Voor de wegeniswerken uitgevoerd in Vlaanderen en voor deze werken uitgevoerd in het Brussels Hoofdstedelijk Gewest waarvoor een Nederlandstalig projectspecifiek lastenboek is opgesteld, verwijzen de posten van de meetstaat naar het “standaardbestek 250”.
Voor de wegeniswerken worden uitgevoerd in Wallonië of in het Brussels Hoofdstedelijk Gewest waarvoor een Franstalig projectspecifiek lastenboek is opgesteld, verwijzen de posten van de meetstaat naar het “Cahier des charges type QUALIROUTES”.
8.1 Onderfunderingen en funderingen
Het gebruik van gegranuleerde hoogovenslak III-6.1.2.2 en puinzeefzand III-6.1.2.9 volgens het standaardbestek 250, versie 4.1, wordt niet toegestaan in de onderfundering en fundering.
Het gebruik van puinbrekerszand C.3.3.3 en brekerszand van slakken C.3.3.4 volgens het “Cahier des charges type QUALIROUTES, versie 01/01/2020” worden niet toegestaan in de onderfundering en fundering.
Een geotextiel wordt geplaatst om te voorkomen dat fijne deeltjes uit het baanbed of de aanvulgrond opstijgen in de onderfundering of de fundering.
De onderfundering is van het type I (zand voor draineringen of onderfunderingen) met een dikte van 15 cm.
De steenslagfundering met continue korrelverdeling is van het type II (0/20 mm) met een dikte van 25 cm. Ze wordt in principe aangelegd in 2 lagen: de dikte van de bovenlaag moet minstens 8 cm en hoogstens 15 cm zijn.
De zandcementfundering heeft een cementgehalte van minimum 150 kg cement per m³ en wordt aangelegd met een dikte van 20 cm. Alle verkeer op de fundering is verboden gedurende de eerste 7 dagen na het aanleggen.
De fundering van schraal beton heeft een cementgehalte van minimum 200 kg cement per m³ en wordt aangelegd met een dikte van 20 cm. Inclusief 3 kernboringen als de druksterkte bepaald moet worden. Alle verkeer op de fundering is verboden gedurende de eerste 7 dagen na het aanleggen.
Exclusief de plaatproeven welke worden verrekend in een afzonderlijke post. Meetcode: VH, per m² geotextiel
VH, per m² onderfundering
VH, per m² fundering in functie van de samenstelling en de dikte
De cementbetonverharding wordt uitgevoerd in 1 laag van 20 cm dik. Ze is ongewapend en er wordt geen luchtbelvormer toegevoegd (Wm,min = 50 MPa). De aannemer stelt een voegenplan op voor de uitvoering van de werken: uitzettingsvoegen (niet geduveld) worden voorzien rondom de plaat en rond de vaste punten zoals kolommen en toezichtsputten; krimpvoegen worden gezaagd in een patroon van maximaal 5 x 5 meter. Alle voegvullingen zijn inbegrepen. In het projectspecifiek bestek kan voor een industrievloer het toevoegen van staalvezels à rato van 30 kg/m³ worden opgelegd.

# Wat wordt gevraagd:
Kun je uit de tekst over funderingen het stuk dat begint bij "8.1 Onderfunderingen en" en doorloopt tot en met "of de fundering." woord voor woord teruggeven?

# Records uit dataset:
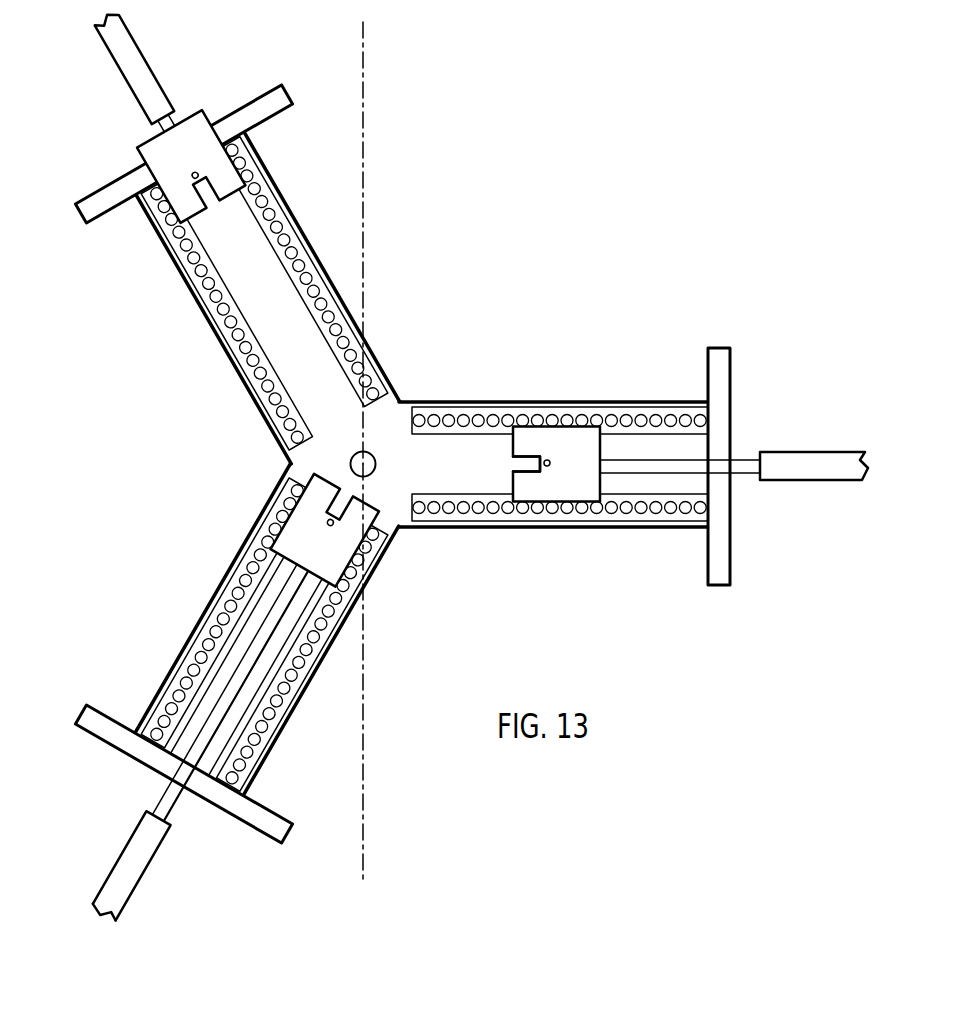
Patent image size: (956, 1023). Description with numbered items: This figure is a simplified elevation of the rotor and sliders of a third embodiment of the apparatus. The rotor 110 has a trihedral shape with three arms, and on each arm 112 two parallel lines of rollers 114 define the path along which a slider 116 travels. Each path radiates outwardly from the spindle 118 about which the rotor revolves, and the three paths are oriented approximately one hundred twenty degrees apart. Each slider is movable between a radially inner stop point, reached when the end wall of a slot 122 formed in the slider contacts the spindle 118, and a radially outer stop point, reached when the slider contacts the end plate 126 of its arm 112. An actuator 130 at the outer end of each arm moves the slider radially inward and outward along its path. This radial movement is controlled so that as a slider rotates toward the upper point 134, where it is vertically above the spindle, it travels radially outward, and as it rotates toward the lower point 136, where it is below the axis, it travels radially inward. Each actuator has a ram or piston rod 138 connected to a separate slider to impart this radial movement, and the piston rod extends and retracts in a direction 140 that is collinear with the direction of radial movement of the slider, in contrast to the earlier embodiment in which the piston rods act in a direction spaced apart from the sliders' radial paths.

The rotor 110 is at (432, 256).
The arm 112 is at (617, 401).
The rollers 114 is at (488, 503).
The slider 116 is at (603, 484).
The spindle 118 is at (350, 463).
The slot 122 is at (538, 474).
The end plate 126 is at (705, 350).
The actuator 130 is at (126, 850).
The upper point 134 is at (363, 96).
The lower point 136 is at (365, 818).
The piston rod 138 is at (250, 641).
The direction of piston rod movement 140 is at (100, 924).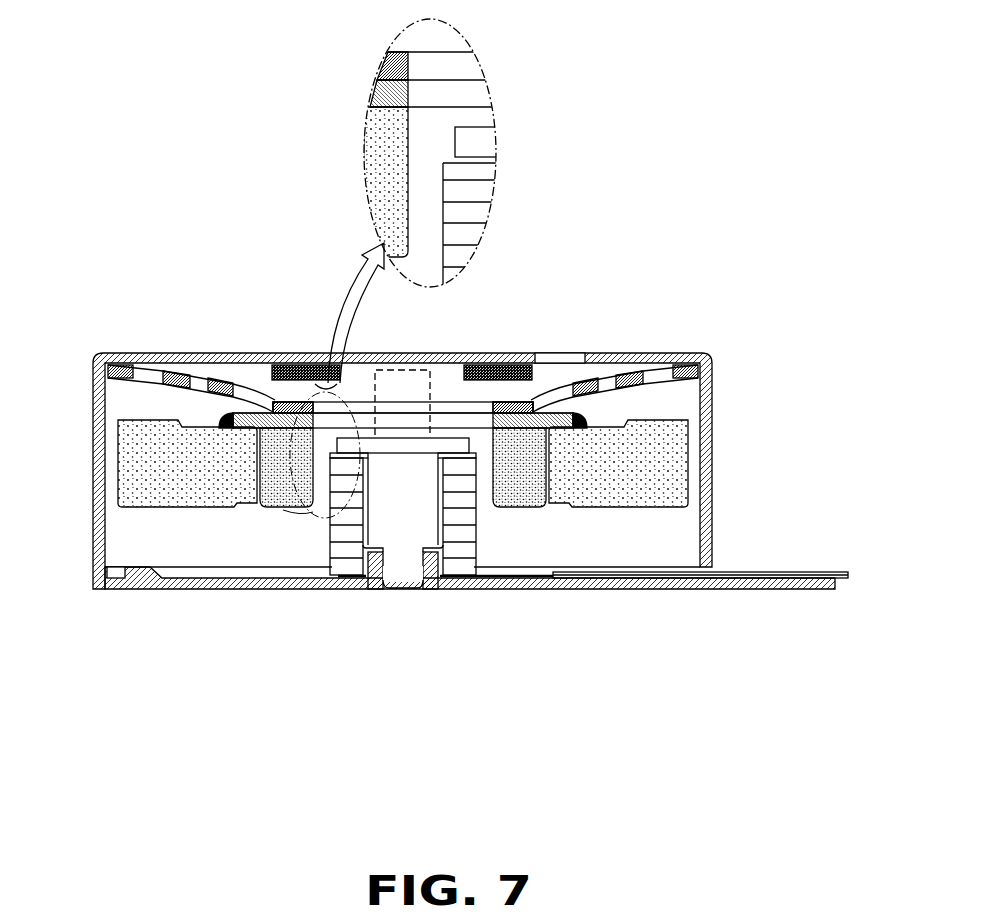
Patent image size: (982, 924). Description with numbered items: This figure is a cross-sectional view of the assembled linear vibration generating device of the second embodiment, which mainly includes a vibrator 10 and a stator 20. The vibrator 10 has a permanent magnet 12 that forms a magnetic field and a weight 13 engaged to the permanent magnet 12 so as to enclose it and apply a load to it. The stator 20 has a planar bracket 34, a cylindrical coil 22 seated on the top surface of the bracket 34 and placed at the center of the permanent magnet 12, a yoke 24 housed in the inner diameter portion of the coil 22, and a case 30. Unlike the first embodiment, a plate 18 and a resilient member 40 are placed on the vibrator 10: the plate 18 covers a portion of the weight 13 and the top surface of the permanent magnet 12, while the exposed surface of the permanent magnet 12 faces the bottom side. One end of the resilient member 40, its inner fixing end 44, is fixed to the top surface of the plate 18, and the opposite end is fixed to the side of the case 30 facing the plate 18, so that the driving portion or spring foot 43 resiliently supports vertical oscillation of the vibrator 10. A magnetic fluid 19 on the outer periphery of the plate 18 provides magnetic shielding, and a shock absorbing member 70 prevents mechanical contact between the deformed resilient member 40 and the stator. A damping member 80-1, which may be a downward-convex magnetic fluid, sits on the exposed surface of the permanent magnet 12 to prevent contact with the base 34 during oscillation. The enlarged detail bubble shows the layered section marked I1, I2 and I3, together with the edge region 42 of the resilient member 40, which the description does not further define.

The vibrator 10 is at (403, 551).
The permanent magnet 12 is at (262, 507).
The weight 13 is at (180, 500).
The plate 18 is at (247, 420).
The magnetic fluid 19 is at (223, 423).
The stator 20 is at (476, 572).
The coil 22 is at (410, 549).
The yoke 24 is at (407, 528).
The case 30 is at (700, 532).
The bracket 34 is at (533, 586).
The resilient member 40 is at (391, 325).
The edge portion 42 is at (115, 365).
The spring foot 43 is at (190, 373).
The inner fixing end 44 is at (380, 349).
The shock absorbing member 70 is at (310, 372).
The damping member 80-1 is at (285, 515).
The first layer I1 is at (425, 198).
The second layer I2 is at (407, 107).
The third layer I3 is at (402, 70).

# Uitgewerkte oplossing:
8.1 Onderfunderingen en funderingen
Het gebruik van gegranuleerde hoogovenslak III-6.1.2.2 en puinzeefzand III-6.1.2.9 volgens het standaardbestek 250, versie 4.1, wordt niet toegestaan in de onderfundering en fundering.
Het gebruik van puinbrekerszand C.3.3.3 en brekerszand van slakken C.3.3.4 volgens het “Cahier des charges type QUALIROUTES, versie 01/01/2020” worden niet toegestaan in de onderfundering en fundering.
Een geotextiel wordt geplaatst om te voorkomen dat fijne deeltjes uit het baanbed of de aanvulgrond opstijgen in de onderfundering of de fundering.